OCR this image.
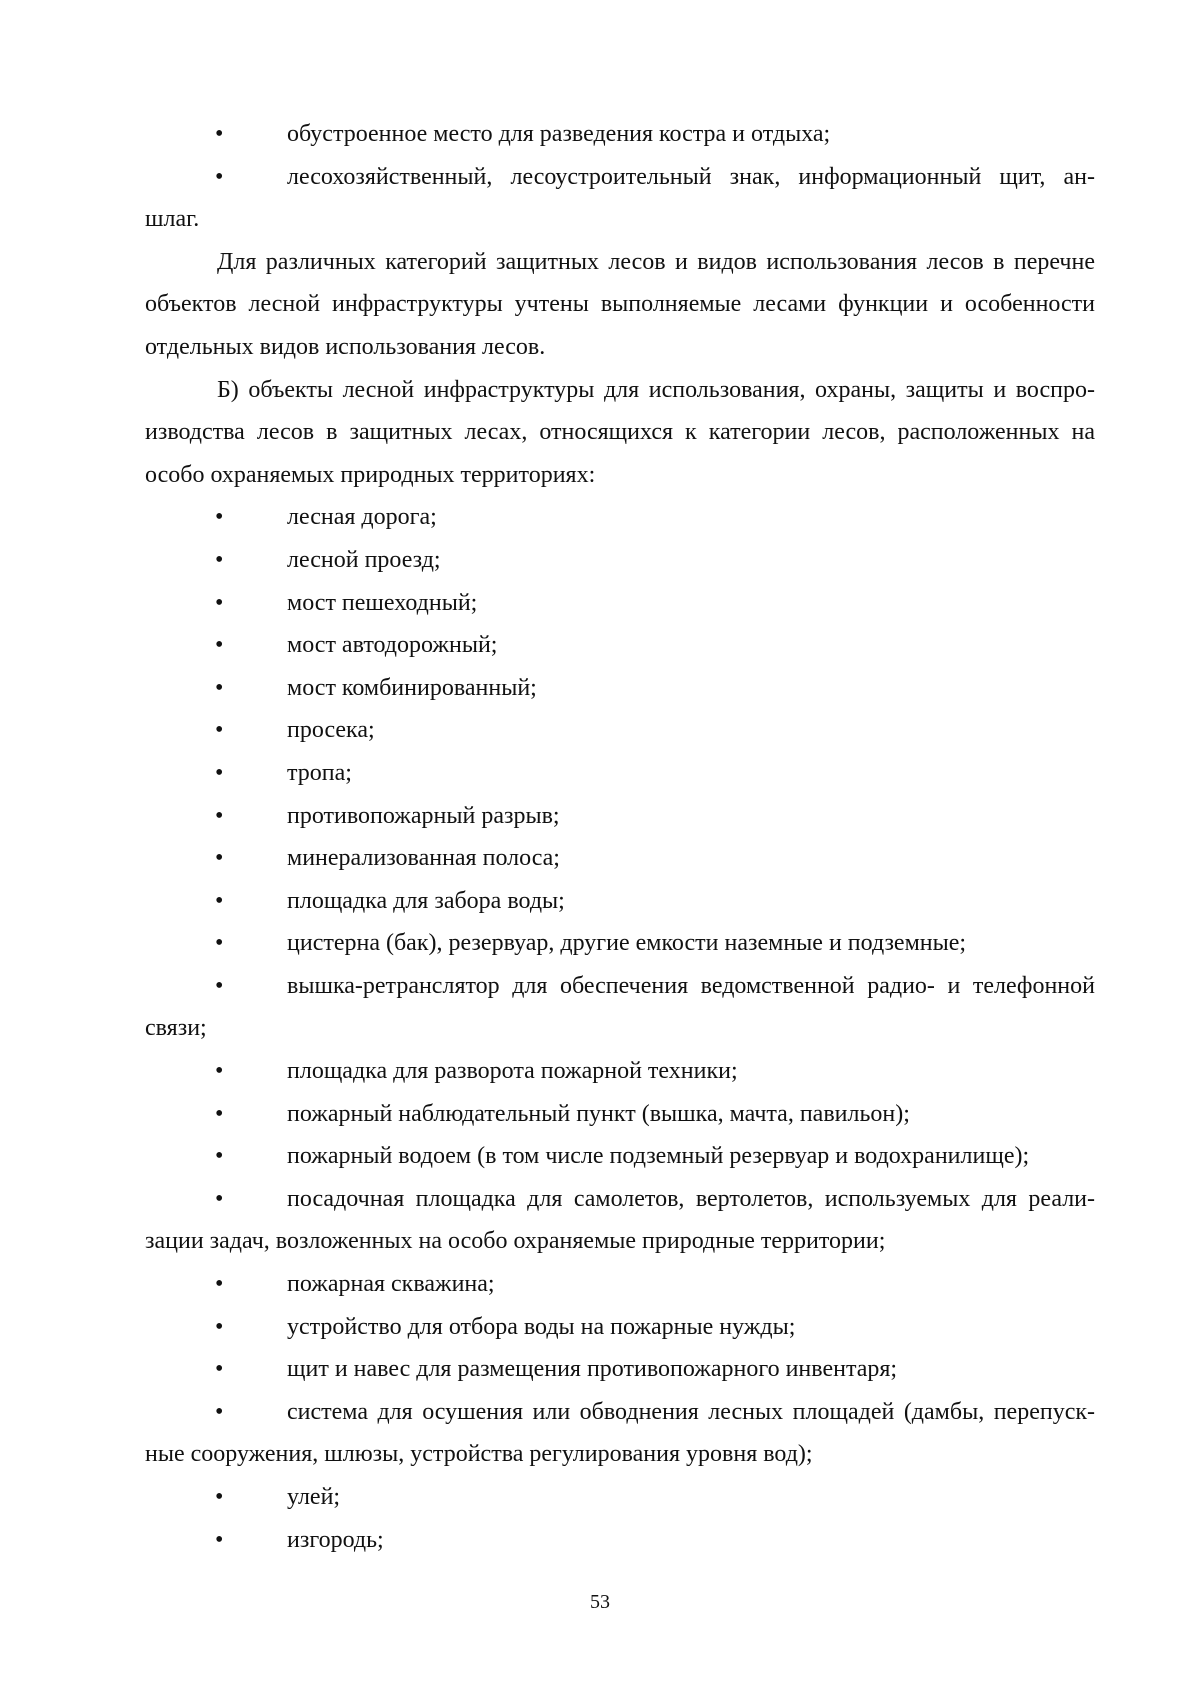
•	обустроенное место для разведения костра и отдыха;
•	лесохозяйственный, лесоустроительный знак, информационный щит, ан-
шлаг.

Для различных категорий защитных лесов и видов использования лесов в перечне объектов лесной инфраструктуры учтены выполняемые лесами функции и особенности отдельных видов использования лесов.

Б) объекты лесной инфраструктуры для использования, охраны, защиты и воспро-изводства лесов в защитных лесах, относящихся к категории лесов, расположенных на особо охраняемых природных территориях:

•	лесная дорога;
•	лесной проезд;
•	мост пешеходный;
•	мост автодорожный;
•	мост комбинированный;
•	просека;
•	тропа;
•	противопожарный разрыв;
•	минерализованная полоса;
•	площадка для забора воды;
•	цистерна (бак), резервуар, другие емкости наземные и подземные;
•	вышка-ретранслятор для обеспечения ведомственной радио- и телефонной
связи;
•	площадка для разворота пожарной техники;
•	пожарный наблюдательный пункт (вышка, мачта, павильон);
•	пожарный водоем (в том числе подземный резервуар и водохранилище);
•	посадочная площадка для самолетов, вертолетов, используемых для реали-
зации задач, возложенных на особо охраняемые природные территории;
•	пожарная скважина;
•	устройство для отбора воды на пожарные нужды;
•	щит и навес для размещения противопожарного инвентаря;
•	система для осушения или обводнения лесных площадей (дамбы, перепуск-
ные сооружения, шлюзы, устройства регулирования уровня вод);
•	улей;
•	изгородь;
53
------------------------------------------------------------
To do: Copy out all the data without changing anything, and drop the pictures.

Correct answer:
OCR this image.
•	обустроенное место для разведения костра и отдыха;
•	лесохозяйственный, лесоустроительный знак, информационный щит, ан-
шлаг.

Для различных категорий защитных лесов и видов использования лесов в перечне объектов лесной инфраструктуры учтены выполняемые лесами функции и особенности отдельных видов использования лесов.

Б) объекты лесной инфраструктуры для использования, охраны, защиты и воспро-изводства лесов в защитных лесах, относящихся к категории лесов, расположенных на особо охраняемых природных территориях:

•	лесная дорога;
•	лесной проезд;
•	мост пешеходный;
•	мост автодорожный;
•	мост комбинированный;
•	просека;
•	тропа;
•	противопожарный разрыв;
•	минерализованная полоса;
•	площадка для забора воды;
•	цистерна (бак), резервуар, другие емкости наземные и подземные;
•	вышка-ретранслятор для обеспечения ведомственной радио- и телефонной
связи;
•	площадка для разворота пожарной техники;
•	пожарный наблюдательный пункт (вышка, мачта, павильон);
•	пожарный водоем (в том числе подземный резервуар и водохранилище);
•	посадочная площадка для самолетов, вертолетов, используемых для реали-
зации задач, возложенных на особо охраняемые природные территории;
•	пожарная скважина;
•	устройство для отбора воды на пожарные нужды;
•	щит и навес для размещения противопожарного инвентаря;
•	система для осушения или обводнения лесных площадей (дамбы, перепуск-
ные сооружения, шлюзы, устройства регулирования уровня вод);
•	улей;
•	изгородь;
53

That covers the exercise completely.